Set task 1 =
Starting at the first line of the listing and ending at the line that contains "legend-title: Kwaliteit soorten", rewrite those lines as a numbered list, leaving out any blank lines.

Selected extract =
+++++

WorldZac Goldsmith is everyone’s Londoner

Zac Goldsmith, the Conservative candidate for London Mayor, is building his own teams of support. Unlike the Labour candidate, Sadiq Khan, Goldsmith does not have the readymade political backup of the trade unions or Momentum (an activist campaign that promotes Labour leader Jeremy Corbyn’s politics). Goldsmith relies on his four pillars of, more homes, better transport infrastructure, safer streets and cleaner air. His events command large numbers including pyramid style organisations that in turn recruit volunteer support and grassroots activists. He is thankful for the unconditional support of London Mayor Boris Johnson, Chancellor of the Exchequer George Osborne, London and county MPs and Conservative Campaign Headquarters.

While talking to The Sunday Guardian, he revealed that housing is his number one issue. Elderly citizens are worried that their grandchildren have been priced out of the London property market; the millennials worry about the same. Goldsmith aims to build for the gap between social housing and up-market housing, to enable the demographic that earns circa £34K a year to own their house. His plan is to build on publicly owned “brownfield land”, which is owned by the Ministry of Defence, Ministry of Justice, the National Health Service and other bodies. He will lobby the government to release that land, and has vowed to protect the transport budget so he can grow the network and make that land accessible. Goldsmith also wants Transport for London to take over all suburban franchises and over-ground train networks. His well-developed sense of aesthetics wants to build appealing housing with local community consent and not “hideous blocks”. His ecological credentials reveal themselves when he says, “We absolutely have to protect London’s precious green spaces, so many of which are under threat. The only way to do that is to grow the transport network to unlock the brownfield sites.” Here he is at odds with his adversary, the Labour candidate, Sadiq Khan, who proposes to take £2billion from the transport budget for development. Goldsmith says, “Green spaces would be decimated. Khan has form on this issue; in 2009 as Minister for Transport, Khan championed developing the green belt. When he was a Housing Minister, house building was at its lowest since the 1920s.”

+++++

Material for the task =

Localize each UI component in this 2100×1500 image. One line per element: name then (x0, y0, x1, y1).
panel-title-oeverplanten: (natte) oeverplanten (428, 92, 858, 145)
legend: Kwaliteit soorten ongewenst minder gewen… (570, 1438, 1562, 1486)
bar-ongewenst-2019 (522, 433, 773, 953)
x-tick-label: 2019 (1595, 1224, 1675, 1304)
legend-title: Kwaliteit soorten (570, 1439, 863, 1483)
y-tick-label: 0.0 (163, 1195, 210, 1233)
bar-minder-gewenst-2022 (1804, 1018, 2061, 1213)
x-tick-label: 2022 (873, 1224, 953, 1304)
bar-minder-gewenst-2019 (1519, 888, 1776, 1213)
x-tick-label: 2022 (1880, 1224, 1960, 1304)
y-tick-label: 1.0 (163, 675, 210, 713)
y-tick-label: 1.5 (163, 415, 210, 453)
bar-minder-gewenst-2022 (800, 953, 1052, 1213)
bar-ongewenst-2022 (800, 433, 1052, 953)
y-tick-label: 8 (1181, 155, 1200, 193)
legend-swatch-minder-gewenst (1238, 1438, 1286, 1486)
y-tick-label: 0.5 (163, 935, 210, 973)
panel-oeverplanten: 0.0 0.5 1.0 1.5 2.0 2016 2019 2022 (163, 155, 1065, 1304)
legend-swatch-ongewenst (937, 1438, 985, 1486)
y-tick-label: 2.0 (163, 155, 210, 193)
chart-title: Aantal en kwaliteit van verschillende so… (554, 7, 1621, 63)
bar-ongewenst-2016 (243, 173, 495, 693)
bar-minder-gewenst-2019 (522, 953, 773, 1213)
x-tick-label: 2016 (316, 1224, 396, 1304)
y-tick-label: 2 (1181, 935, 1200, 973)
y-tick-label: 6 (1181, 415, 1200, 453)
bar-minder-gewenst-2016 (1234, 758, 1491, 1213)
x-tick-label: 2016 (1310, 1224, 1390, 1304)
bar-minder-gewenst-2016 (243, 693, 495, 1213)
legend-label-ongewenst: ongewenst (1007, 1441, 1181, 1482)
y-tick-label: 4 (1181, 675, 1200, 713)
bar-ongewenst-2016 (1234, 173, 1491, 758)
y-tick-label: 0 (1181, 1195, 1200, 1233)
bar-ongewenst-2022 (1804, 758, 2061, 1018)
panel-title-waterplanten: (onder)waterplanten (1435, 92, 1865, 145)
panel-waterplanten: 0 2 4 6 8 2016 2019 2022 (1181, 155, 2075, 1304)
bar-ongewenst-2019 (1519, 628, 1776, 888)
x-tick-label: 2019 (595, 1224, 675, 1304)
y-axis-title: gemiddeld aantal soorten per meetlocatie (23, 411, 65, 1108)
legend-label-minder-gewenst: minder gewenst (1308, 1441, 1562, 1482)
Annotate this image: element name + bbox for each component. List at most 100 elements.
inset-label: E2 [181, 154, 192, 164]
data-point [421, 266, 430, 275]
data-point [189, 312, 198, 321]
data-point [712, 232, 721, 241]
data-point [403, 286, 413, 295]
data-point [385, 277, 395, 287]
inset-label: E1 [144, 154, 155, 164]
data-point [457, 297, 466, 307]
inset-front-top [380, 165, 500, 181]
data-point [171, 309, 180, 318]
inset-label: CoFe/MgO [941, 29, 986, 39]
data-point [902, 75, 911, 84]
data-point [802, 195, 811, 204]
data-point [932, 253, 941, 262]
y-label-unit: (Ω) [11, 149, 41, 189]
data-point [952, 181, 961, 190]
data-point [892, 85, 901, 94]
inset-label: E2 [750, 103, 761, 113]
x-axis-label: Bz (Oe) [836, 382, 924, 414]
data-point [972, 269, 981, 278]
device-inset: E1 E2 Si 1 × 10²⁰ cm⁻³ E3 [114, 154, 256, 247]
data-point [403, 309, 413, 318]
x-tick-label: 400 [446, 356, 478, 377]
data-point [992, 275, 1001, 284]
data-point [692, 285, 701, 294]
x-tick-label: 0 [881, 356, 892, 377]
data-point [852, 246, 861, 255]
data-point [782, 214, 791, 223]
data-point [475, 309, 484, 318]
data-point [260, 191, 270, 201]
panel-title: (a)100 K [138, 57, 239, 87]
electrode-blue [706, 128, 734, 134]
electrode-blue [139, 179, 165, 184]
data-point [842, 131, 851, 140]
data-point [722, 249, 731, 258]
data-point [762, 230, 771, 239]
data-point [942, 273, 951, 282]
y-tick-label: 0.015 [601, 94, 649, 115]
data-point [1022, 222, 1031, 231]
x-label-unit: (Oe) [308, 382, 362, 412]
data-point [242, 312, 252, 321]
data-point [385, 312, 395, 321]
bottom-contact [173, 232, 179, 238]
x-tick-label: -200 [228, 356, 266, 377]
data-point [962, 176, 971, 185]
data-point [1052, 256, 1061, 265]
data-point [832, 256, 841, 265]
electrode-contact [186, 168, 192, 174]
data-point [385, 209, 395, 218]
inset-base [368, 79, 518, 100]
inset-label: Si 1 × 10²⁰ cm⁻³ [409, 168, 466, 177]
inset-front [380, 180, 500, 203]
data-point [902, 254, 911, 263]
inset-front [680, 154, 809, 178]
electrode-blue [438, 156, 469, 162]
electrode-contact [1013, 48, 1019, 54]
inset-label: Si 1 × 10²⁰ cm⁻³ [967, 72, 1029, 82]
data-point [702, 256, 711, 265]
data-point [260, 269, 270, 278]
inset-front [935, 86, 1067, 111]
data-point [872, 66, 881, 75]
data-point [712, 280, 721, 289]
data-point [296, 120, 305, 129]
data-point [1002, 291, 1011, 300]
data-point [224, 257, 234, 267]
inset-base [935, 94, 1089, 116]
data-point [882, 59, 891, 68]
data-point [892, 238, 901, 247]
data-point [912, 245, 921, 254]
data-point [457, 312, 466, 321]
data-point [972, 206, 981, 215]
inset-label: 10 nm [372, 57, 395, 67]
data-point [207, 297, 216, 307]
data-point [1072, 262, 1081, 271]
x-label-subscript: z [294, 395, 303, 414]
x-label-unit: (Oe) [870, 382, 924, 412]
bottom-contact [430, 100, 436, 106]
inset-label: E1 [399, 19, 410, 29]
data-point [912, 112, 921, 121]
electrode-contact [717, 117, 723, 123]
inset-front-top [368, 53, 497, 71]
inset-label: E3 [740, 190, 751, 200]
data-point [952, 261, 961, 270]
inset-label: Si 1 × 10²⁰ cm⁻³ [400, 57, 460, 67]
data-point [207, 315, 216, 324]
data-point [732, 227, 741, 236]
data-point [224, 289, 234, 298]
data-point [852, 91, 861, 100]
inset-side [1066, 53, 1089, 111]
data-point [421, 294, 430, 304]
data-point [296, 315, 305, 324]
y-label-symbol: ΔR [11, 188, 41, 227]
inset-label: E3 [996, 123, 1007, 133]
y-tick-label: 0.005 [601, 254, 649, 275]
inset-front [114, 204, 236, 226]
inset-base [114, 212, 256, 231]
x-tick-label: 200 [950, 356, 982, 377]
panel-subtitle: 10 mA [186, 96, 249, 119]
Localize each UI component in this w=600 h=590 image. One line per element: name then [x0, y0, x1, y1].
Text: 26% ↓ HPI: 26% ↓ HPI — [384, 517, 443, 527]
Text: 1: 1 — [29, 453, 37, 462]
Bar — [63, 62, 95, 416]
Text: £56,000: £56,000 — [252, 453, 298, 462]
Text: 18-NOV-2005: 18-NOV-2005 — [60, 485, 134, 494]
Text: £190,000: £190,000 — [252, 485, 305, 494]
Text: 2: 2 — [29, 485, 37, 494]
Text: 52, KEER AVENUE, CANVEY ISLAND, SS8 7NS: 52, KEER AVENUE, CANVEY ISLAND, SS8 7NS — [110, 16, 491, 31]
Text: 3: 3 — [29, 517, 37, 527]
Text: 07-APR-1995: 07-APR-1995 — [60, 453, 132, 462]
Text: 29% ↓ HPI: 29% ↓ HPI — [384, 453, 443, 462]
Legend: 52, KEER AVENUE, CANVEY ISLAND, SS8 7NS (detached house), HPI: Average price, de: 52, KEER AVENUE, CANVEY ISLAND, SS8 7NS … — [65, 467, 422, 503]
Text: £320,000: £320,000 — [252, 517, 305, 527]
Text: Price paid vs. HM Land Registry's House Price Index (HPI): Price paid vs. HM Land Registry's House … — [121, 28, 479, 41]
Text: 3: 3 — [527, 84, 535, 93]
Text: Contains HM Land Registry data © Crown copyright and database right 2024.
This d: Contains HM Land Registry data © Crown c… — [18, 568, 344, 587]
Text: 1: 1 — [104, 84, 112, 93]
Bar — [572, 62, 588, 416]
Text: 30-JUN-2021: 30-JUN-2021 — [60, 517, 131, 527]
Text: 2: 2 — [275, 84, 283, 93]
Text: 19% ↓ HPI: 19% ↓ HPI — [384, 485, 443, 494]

+++++

Set task 2 =
What are the four pillars that Goldsmith relies on, according to the article on Zac Goldsmith?

Task output 1 =
1. Localize each UI component in this 2100×1500 image. One line per element: name then (x0, y0, x1, y1).
2. panel-title-oeverplanten: (natte) oeverplanten (428, 92, 858, 145)
3. legend: Kwaliteit soorten ongewenst minder gewen… (570, 1438, 1562, 1486)
4. bar-ongewenst-2019 (522, 433, 773, 953)
5. x-tick-label: 2019 (1595, 1224, 1675, 1304)
6. legend-title: Kwaliteit soorten (570, 1439, 863, 1483)

Task output 2 =
- more homes
- better transport infrastructure
- safer streets
- cleaner air